» **Problem to solve**
Write out the material exactly. Do not include the pictures.

» **Input material**
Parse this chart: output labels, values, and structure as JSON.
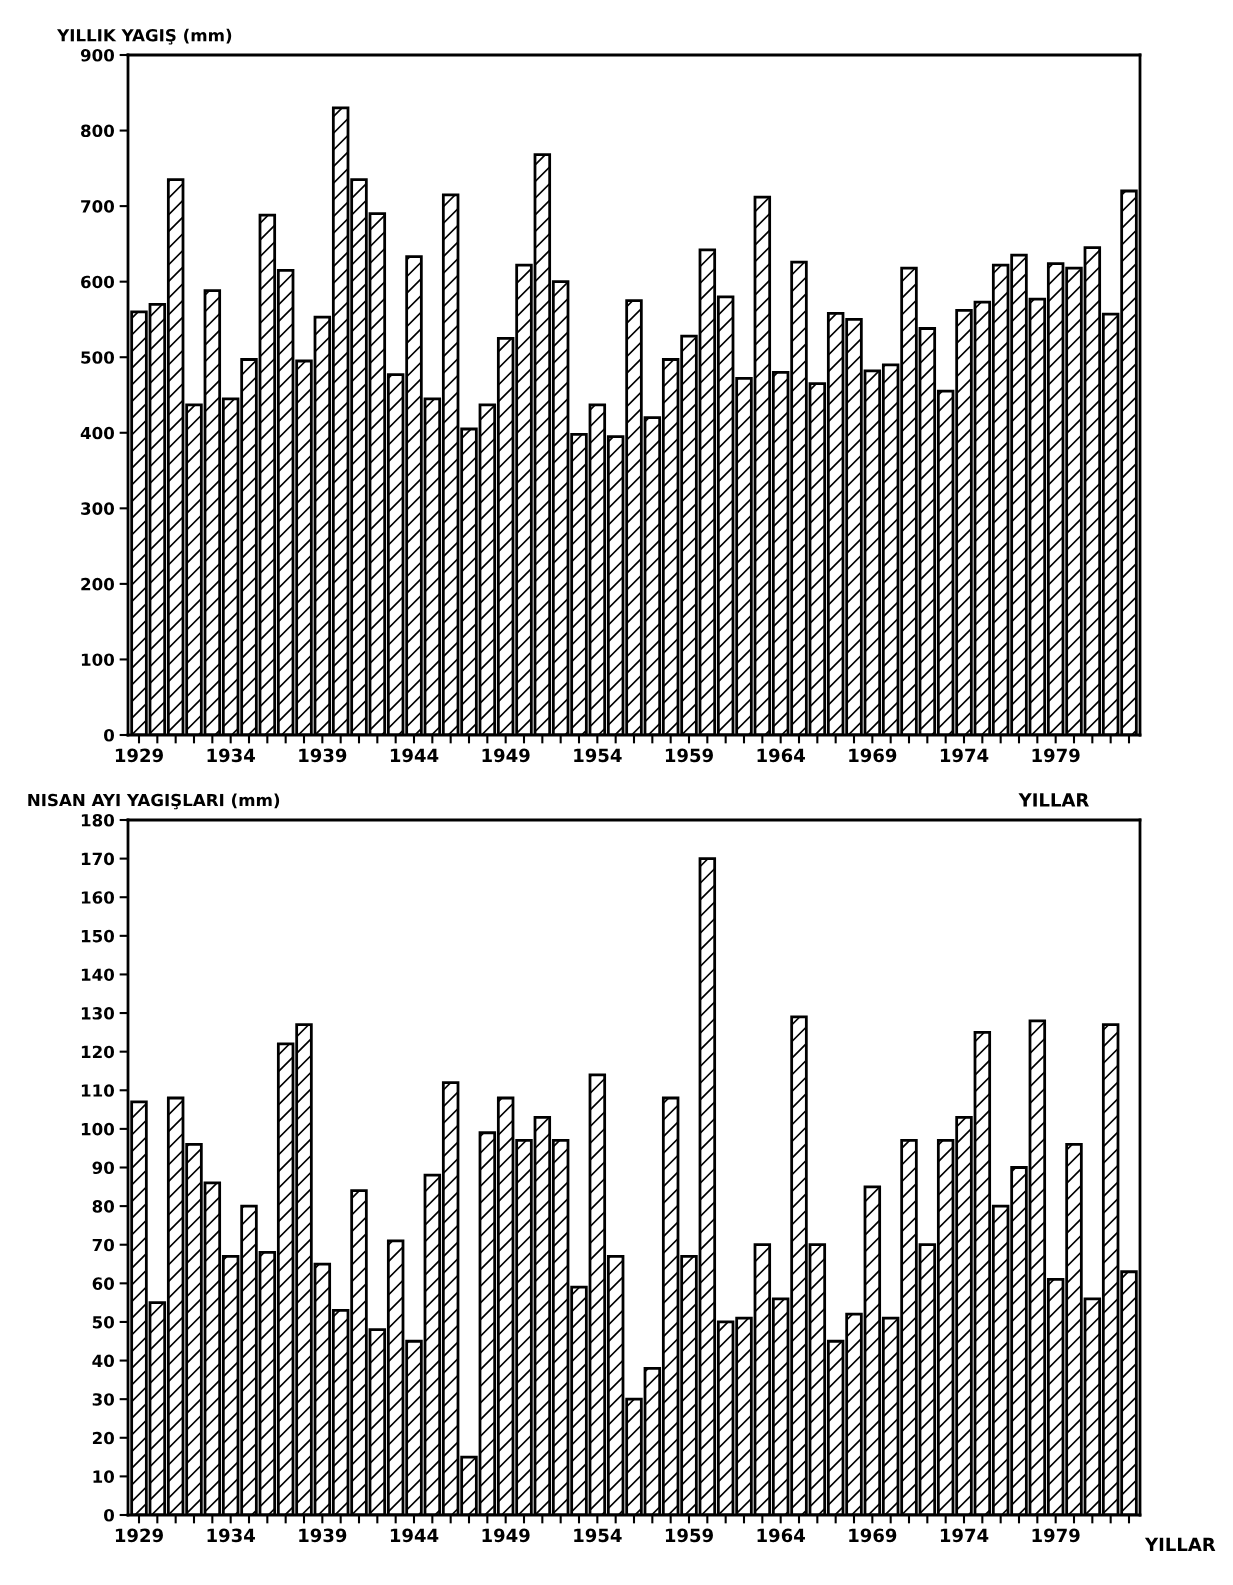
{
  "chart_data": [
    {
      "type": "bar",
      "ylabel": "YILLIK YAGIŞ (mm)",
      "xlabel": "YILLAR",
      "categories": [
        "1929",
        null,
        null,
        null,
        null,
        "1934",
        null,
        null,
        null,
        null,
        "1939",
        null,
        null,
        null,
        null,
        "1944",
        null,
        null,
        null,
        null,
        "1949",
        null,
        null,
        null,
        null,
        "1954",
        null,
        null,
        null,
        null,
        "1959",
        null,
        null,
        null,
        null,
        "1964",
        null,
        null,
        null,
        null,
        "1969",
        null,
        null,
        null,
        null,
        "1974",
        null,
        null,
        null,
        null,
        "1979",
        null,
        null,
        null,
        null
      ],
      "values": [
        560,
        570,
        735,
        437,
        588,
        445,
        497,
        688,
        615,
        495,
        553,
        830,
        735,
        690,
        477,
        633,
        445,
        715,
        405,
        437,
        525,
        622,
        768,
        600,
        398,
        437,
        395,
        575,
        420,
        497,
        528,
        642,
        580,
        472,
        712,
        480,
        626,
        465,
        558,
        550,
        482,
        490,
        618,
        538,
        455,
        562,
        573,
        622,
        635,
        577,
        624,
        618,
        645,
        557,
        720
      ],
      "color": "#000000",
      "ylim": [
        0,
        900
      ],
      "yticks": [
        0,
        100,
        200,
        300,
        400,
        500,
        600,
        700,
        800,
        900
      ],
      "grid": false
    },
    {
      "type": "bar",
      "ylabel": "NISAN AYI YAGIŞLARI (mm)",
      "xlabel": "YILLAR",
      "categories": [
        "1929",
        null,
        null,
        null,
        null,
        "1934",
        null,
        null,
        null,
        null,
        "1939",
        null,
        null,
        null,
        null,
        "1944",
        null,
        null,
        null,
        null,
        "1949",
        null,
        null,
        null,
        null,
        "1954",
        null,
        null,
        null,
        null,
        "1959",
        null,
        null,
        null,
        null,
        "1964",
        null,
        null,
        null,
        null,
        "1969",
        null,
        null,
        null,
        null,
        "1974",
        null,
        null,
        null,
        null,
        "1979",
        null,
        null,
        null,
        null
      ],
      "values": [
        107,
        55,
        108,
        96,
        86,
        67,
        80,
        68,
        122,
        127,
        65,
        53,
        84,
        48,
        71,
        45,
        88,
        112,
        15,
        99,
        108,
        97,
        103,
        97,
        59,
        114,
        67,
        30,
        38,
        108,
        67,
        170,
        50,
        51,
        70,
        56,
        129,
        70,
        45,
        52,
        85,
        51,
        97,
        70,
        97,
        103,
        125,
        80,
        90,
        128,
        61,
        96,
        56,
        127,
        63
      ],
      "color": "#000000",
      "ylim": [
        0,
        180
      ],
      "yticks": [
        0,
        10,
        20,
        30,
        40,
        50,
        60,
        70,
        80,
        90,
        100,
        110,
        120,
        130,
        140,
        150,
        160,
        170,
        180
      ],
      "grid": false
    }
  ]
}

» **Result for this task**
Parse this chart: output labels, values, and structure as JSON.
{
  "chart_data": [
    {
      "type": "bar",
      "ylabel": "YILLIK YAGIŞ (mm)",
      "xlabel": "YILLAR",
      "categories": [
        "1929",
        null,
        null,
        null,
        null,
        "1934",
        null,
        null,
        null,
        null,
        "1939",
        null,
        null,
        null,
        null,
        "1944",
        null,
        null,
        null,
        null,
        "1949",
        null,
        null,
        null,
        null,
        "1954",
        null,
        null,
        null,
        null,
        "1959",
        null,
        null,
        null,
        null,
        "1964",
        null,
        null,
        null,
        null,
        "1969",
        null,
        null,
        null,
        null,
        "1974",
        null,
        null,
        null,
        null,
        "1979",
        null,
        null,
        null,
        null
      ],
      "values": [
        560,
        570,
        735,
        437,
        588,
        445,
        497,
        688,
        615,
        495,
        553,
        830,
        735,
        690,
        477,
        633,
        445,
        715,
        405,
        437,
        525,
        622,
        768,
        600,
        398,
        437,
        395,
        575,
        420,
        497,
        528,
        642,
        580,
        472,
        712,
        480,
        626,
        465,
        558,
        550,
        482,
        490,
        618,
        538,
        455,
        562,
        573,
        622,
        635,
        577,
        624,
        618,
        645,
        557,
        720
      ],
      "color": "#000000",
      "ylim": [
        0,
        900
      ],
      "yticks": [
        0,
        100,
        200,
        300,
        400,
        500,
        600,
        700,
        800,
        900
      ],
      "grid": false
    },
    {
      "type": "bar",
      "ylabel": "NISAN AYI YAGIŞLARI (mm)",
      "xlabel": "YILLAR",
      "categories": [
        "1929",
        null,
        null,
        null,
        null,
        "1934",
        null,
        null,
        null,
        null,
        "1939",
        null,
        null,
        null,
        null,
        "1944",
        null,
        null,
        null,
        null,
        "1949",
        null,
        null,
        null,
        null,
        "1954",
        null,
        null,
        null,
        null,
        "1959",
        null,
        null,
        null,
        null,
        "1964",
        null,
        null,
        null,
        null,
        "1969",
        null,
        null,
        null,
        null,
        "1974",
        null,
        null,
        null,
        null,
        "1979",
        null,
        null,
        null,
        null
      ],
      "values": [
        107,
        55,
        108,
        96,
        86,
        67,
        80,
        68,
        122,
        127,
        65,
        53,
        84,
        48,
        71,
        45,
        88,
        112,
        15,
        99,
        108,
        97,
        103,
        97,
        59,
        114,
        67,
        30,
        38,
        108,
        67,
        170,
        50,
        51,
        70,
        56,
        129,
        70,
        45,
        52,
        85,
        51,
        97,
        70,
        97,
        103,
        125,
        80,
        90,
        128,
        61,
        96,
        56,
        127,
        63
      ],
      "color": "#000000",
      "ylim": [
        0,
        180
      ],
      "yticks": [
        0,
        10,
        20,
        30,
        40,
        50,
        60,
        70,
        80,
        90,
        100,
        110,
        120,
        130,
        140,
        150,
        160,
        170,
        180
      ],
      "grid": false
    }
  ]
}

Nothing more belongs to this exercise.